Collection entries
>> begin

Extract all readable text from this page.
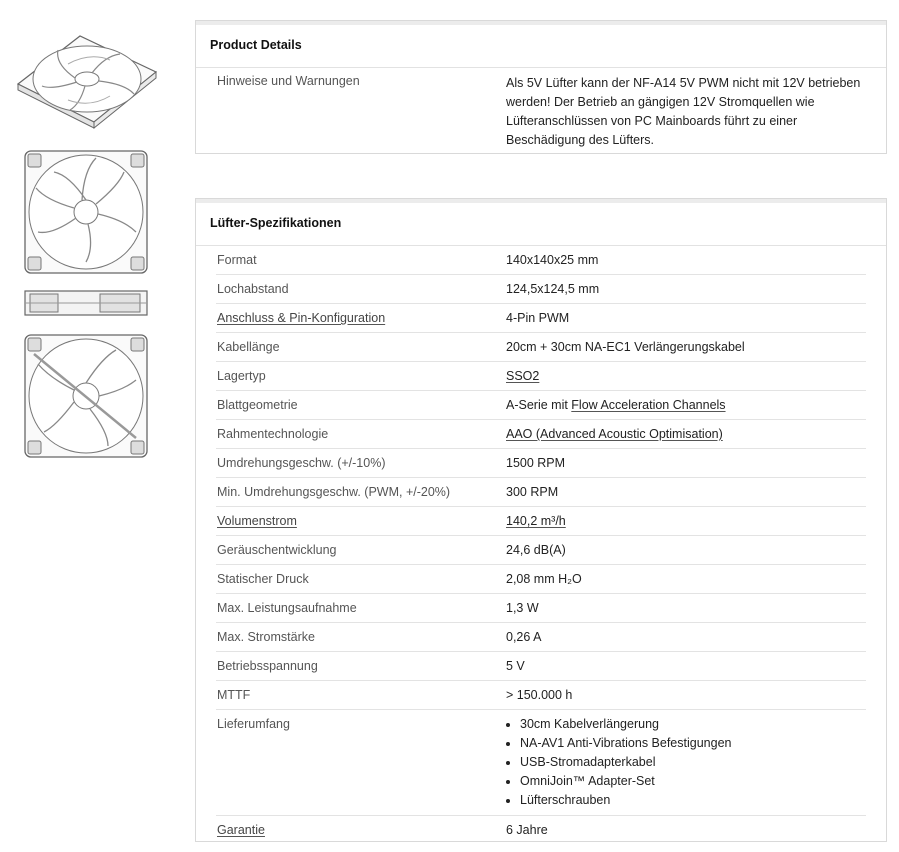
Product Details
Hinweise und Warnungen	Als 5V Lüfter kann der NF-A14 5V PWM nicht mit 12V betrieben werden! Der Betrieb an gängigen 12V Stromquellen wie Lüfteranschlüssen von PC Mainboards führt zu einer Beschädigung des Lüfters.
Lüfter-Spezifikationen
Format	140x140x25 mm
Lochabstand	124,5x124,5 mm
Anschluss & Pin-Konfiguration	4-Pin PWM
Kabellänge	20cm + 30cm NA-EC1 Verlängerungskabel
Lagertyp	SSO2
Blattgeometrie	A-Serie mit Flow Acceleration Channels
Rahmentechnologie	AAO (Advanced Acoustic Optimisation)
Umdrehungsgeschw. (+/-10%)	1500 RPM
Min. Umdrehungsgeschw. (PWM, +/-20%)	300 RPM
Volumenstrom	140,2 m³/h
Geräuschentwicklung	24,6 dB(A)
Statischer Druck	2,08 mm H₂O
Max. Leistungsaufnahme	1,3 W
Max. Stromstärke	0,26 A
Betriebsspannung	5 V
MTTF	> 150.000 h
Lieferumfang
•	30cm Kabelverlängerung
• NA-AV1 Anti-Vibrations Befestigungen
• USB-Stromadapterkabel
• OmniJoin™ Adapter-Set
• Lüfterschrauben
Garantie	6 Jahre
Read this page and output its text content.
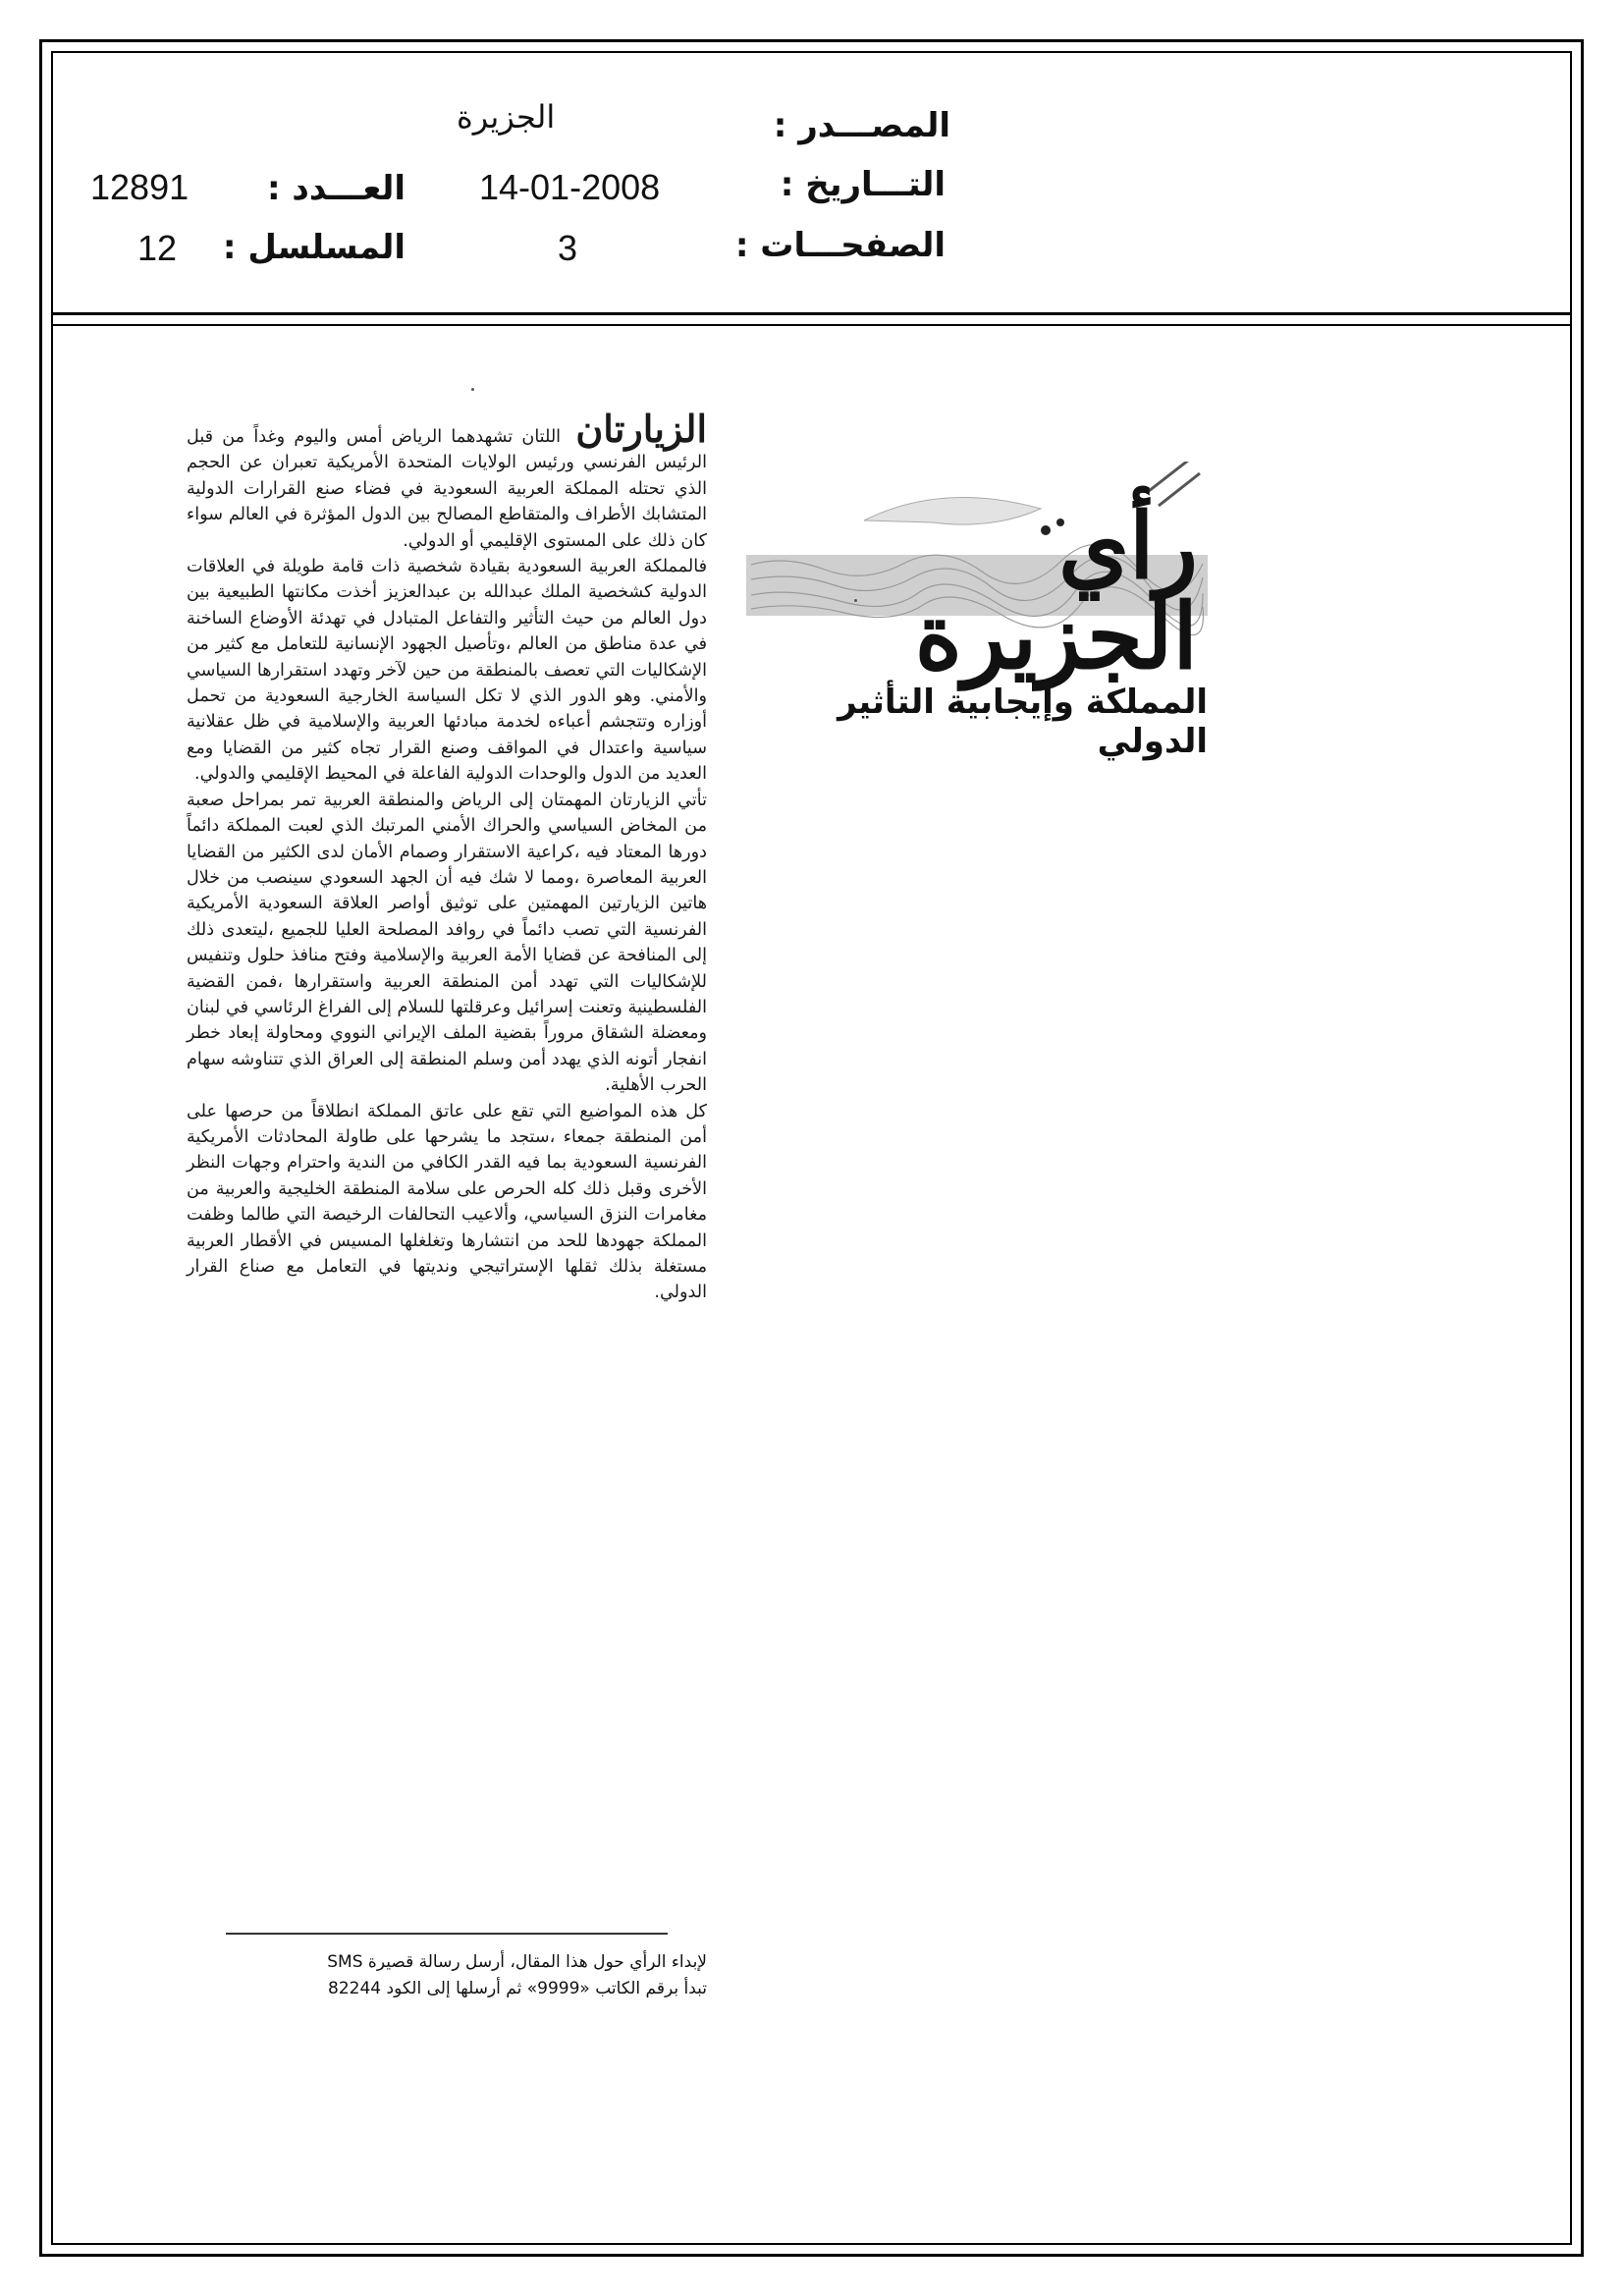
المصـــدر :
الجزيرة
التـــاريخ :
14-01-2008
العـــدد :
12891
الصفحـــات :
3
المسلسل :
12
رأي الجزيرة
المملكة وإيجابية التأثير الدولي

الزيارتان اللتان تشهدهما الرياض أمس واليوم وغداً من قبل الرئيس الفرنسي ورئيس الولايات المتحدة الأمريكية تعبران عن الحجم الذي تحتله المملكة العربية السعودية في فضاء صنع القرارات الدولية المتشابك الأطراف والمتقاطع المصالح بين الدول المؤثرة في العالم سواء كان ذلك على المستوى الإقليمي أو الدولي.

فالمملكة العربية السعودية بقيادة شخصية ذات قامة طويلة في العلاقات الدولية كشخصية الملك عبدالله بن عبدالعزيز أخذت مكانتها الطبيعية بين دول العالم من حيث التأثير والتفاعل المتبادل في تهدئة الأوضاع الساخنة في عدة مناطق من العالم ،وتأصيل الجهود الإنسانية للتعامل مع كثير من الإشكاليات التي تعصف بالمنطقة من حين لآخر وتهدد استقرارها السياسي والأمني. وهو الدور الذي لا تكل السياسة الخارجية السعودية من تحمل أوزاره وتتجشم أعباءه لخدمة مبادئها العربية والإسلامية في ظل عقلانية سياسية واعتدال في المواقف وصنع القرار تجاه كثير من القضايا ومع العديد من الدول والوحدات الدولية الفاعلة في المحيط الإقليمي والدولي.

تأتي الزيارتان المهمتان إلى الرياض والمنطقة العربية تمر بمراحل صعبة من المخاض السياسي والحراك الأمني المرتبك الذي لعبت المملكة دائماً دورها المعتاد فيه ،كراعية الاستقرار وصمام الأمان لدى الكثير من القضايا العربية المعاصرة ،ومما لا شك فيه أن الجهد السعودي سينصب من خلال هاتين الزيارتين المهمتين على توثيق أواصر العلاقة السعودية الأمريكية الفرنسية التي تصب دائماً في روافد المصلحة العليا للجميع ،ليتعدى ذلك إلى المنافحة عن قضايا الأمة العربية والإسلامية وفتح منافذ حلول وتنفيس للإشكاليات التي تهدد أمن المنطقة العربية واستقرارها ،فمن القضية الفلسطينية وتعنت إسرائيل وعرقلتها للسلام إلى الفراغ الرئاسي في لبنان ومعضلة الشقاق مروراً بقضية الملف الإيراني النووي ومحاولة إبعاد خطر انفجار أتونه الذي يهدد أمن وسلم المنطقة إلى العراق الذي تتناوشه سهام الحرب الأهلية.

كل هذه المواضيع التي تقع على عاتق المملكة انطلاقاً من حرصها على أمن المنطقة جمعاء ،ستجد ما يشرحها على طاولة المحادثات الأمريكية الفرنسية السعودية بما فيه القدر الكافي من الندية واحترام وجهات النظر الأخرى وقبل ذلك كله الحرص على سلامة المنطقة الخليجية والعربية من مغامرات النزق السياسي، وألاعيب التحالفات الرخيصة التي طالما وظفت المملكة جهودها للحد من انتشارها وتغلغلها المسيس في الأقطار العربية مستغلة بذلك ثقلها الإستراتيجي ونديتها في التعامل مع صناع القرار الدولي.

لإبداء الرأي حول هذا المقال، أرسل رسالة قصيرة SMS
تبدأ برقم الكاتب «9999» ثم أرسلها إلى الكود 82244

>> end

Go through the records and gather the lines that hold "Umdrehungsgeschw".

Umdrehungsgeschw. (+/-10%)	1500 RPM
Min. Umdrehungsgeschw. (PWM, +/-20%)	300 RPM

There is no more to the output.